The entries need to be copied exactly.
------ Records for this task ------
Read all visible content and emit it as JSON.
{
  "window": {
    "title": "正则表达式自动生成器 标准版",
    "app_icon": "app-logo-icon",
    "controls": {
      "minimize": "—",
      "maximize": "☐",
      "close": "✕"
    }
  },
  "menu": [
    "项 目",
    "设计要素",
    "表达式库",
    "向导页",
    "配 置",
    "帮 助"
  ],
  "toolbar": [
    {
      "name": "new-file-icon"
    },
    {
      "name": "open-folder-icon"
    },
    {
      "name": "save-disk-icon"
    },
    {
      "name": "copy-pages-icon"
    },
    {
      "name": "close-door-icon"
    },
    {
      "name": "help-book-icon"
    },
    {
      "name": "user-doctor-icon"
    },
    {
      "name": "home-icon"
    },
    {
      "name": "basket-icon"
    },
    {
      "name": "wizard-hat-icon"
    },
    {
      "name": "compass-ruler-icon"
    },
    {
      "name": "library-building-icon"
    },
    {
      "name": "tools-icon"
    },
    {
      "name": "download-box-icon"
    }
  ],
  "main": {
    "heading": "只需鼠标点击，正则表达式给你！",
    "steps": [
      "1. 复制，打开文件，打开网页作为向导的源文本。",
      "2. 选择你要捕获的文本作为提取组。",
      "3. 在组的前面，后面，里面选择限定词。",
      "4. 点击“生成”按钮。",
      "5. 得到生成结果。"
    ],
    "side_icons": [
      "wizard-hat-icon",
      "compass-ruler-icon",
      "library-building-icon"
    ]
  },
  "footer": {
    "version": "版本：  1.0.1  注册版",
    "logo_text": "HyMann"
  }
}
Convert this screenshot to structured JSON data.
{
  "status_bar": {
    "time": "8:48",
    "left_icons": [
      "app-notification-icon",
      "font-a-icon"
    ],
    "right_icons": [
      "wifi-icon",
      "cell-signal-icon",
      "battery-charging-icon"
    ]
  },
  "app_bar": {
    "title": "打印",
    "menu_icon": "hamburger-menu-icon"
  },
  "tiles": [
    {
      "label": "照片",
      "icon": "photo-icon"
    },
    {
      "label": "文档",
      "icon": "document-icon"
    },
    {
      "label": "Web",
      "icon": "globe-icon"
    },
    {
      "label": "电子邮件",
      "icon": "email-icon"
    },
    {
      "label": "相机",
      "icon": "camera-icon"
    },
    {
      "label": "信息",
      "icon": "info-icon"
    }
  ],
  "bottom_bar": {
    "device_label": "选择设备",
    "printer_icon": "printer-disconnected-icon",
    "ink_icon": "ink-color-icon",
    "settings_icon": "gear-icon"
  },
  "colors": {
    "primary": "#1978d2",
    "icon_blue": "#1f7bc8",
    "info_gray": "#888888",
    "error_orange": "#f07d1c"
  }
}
------
Reply >>
Read all visible content and emit it as JSON.
{
  "window": {
    "title": "正则表达式自动生成器 标准版",
    "app_icon": "app-logo-icon",
    "controls": {
      "minimize": "—",
      "maximize": "☐",
      "close": "✕"
    }
  },
  "menu": [
    "项 目",
    "设计要素",
    "表达式库",
    "向导页",
    "配 置",
    "帮 助"
  ],
  "toolbar": [
    {
      "name": "new-file-icon"
    },
    {
      "name": "open-folder-icon"
    },
    {
      "name": "save-disk-icon"
    },
    {
      "name": "copy-pages-icon"
    },
    {
      "name": "close-door-icon"
    },
    {
      "name": "help-book-icon"
    },
    {
      "name": "user-doctor-icon"
    },
    {
      "name": "home-icon"
    },
    {
      "name": "basket-icon"
    },
    {
      "name": "wizard-hat-icon"
    },
    {
      "name": "compass-ruler-icon"
    },
    {
      "name": "library-building-icon"
    },
    {
      "name": "tools-icon"
    },
    {
      "name": "download-box-icon"
    }
  ],
  "main": {
    "heading": "只需鼠标点击，正则表达式给你！",
    "steps": [
      "1. 复制，打开文件，打开网页作为向导的源文本。",
      "2. 选择你要捕获的文本作为提取组。",
      "3. 在组的前面，后面，里面选择限定词。",
      "4. 点击“生成”按钮。",
      "5. 得到生成结果。"
    ],
    "side_icons": [
      "wizard-hat-icon",
      "compass-ruler-icon",
      "library-building-icon"
    ]
  },
  "footer": {
    "version": "版本：  1.0.1  注册版",
    "logo_text": "HyMann"
  }
}
Convert this screenshot to structured JSON data.
{
  "status_bar": {
    "time": "8:48",
    "left_icons": [
      "app-notification-icon",
      "font-a-icon"
    ],
    "right_icons": [
      "wifi-icon",
      "cell-signal-icon",
      "battery-charging-icon"
    ]
  },
  "app_bar": {
    "title": "打印",
    "menu_icon": "hamburger-menu-icon"
  },
  "tiles": [
    {
      "label": "照片",
      "icon": "photo-icon"
    },
    {
      "label": "文档",
      "icon": "document-icon"
    },
    {
      "label": "Web",
      "icon": "globe-icon"
    },
    {
      "label": "电子邮件",
      "icon": "email-icon"
    },
    {
      "label": "相机",
      "icon": "camera-icon"
    },
    {
      "label": "信息",
      "icon": "info-icon"
    }
  ],
  "bottom_bar": {
    "device_label": "选择设备",
    "printer_icon": "printer-disconnected-icon",
    "ink_icon": "ink-color-icon",
    "settings_icon": "gear-icon"
  },
  "colors": {
    "primary": "#1978d2",
    "icon_blue": "#1f7bc8",
    "info_gray": "#888888",
    "error_orange": "#f07d1c"
  }
}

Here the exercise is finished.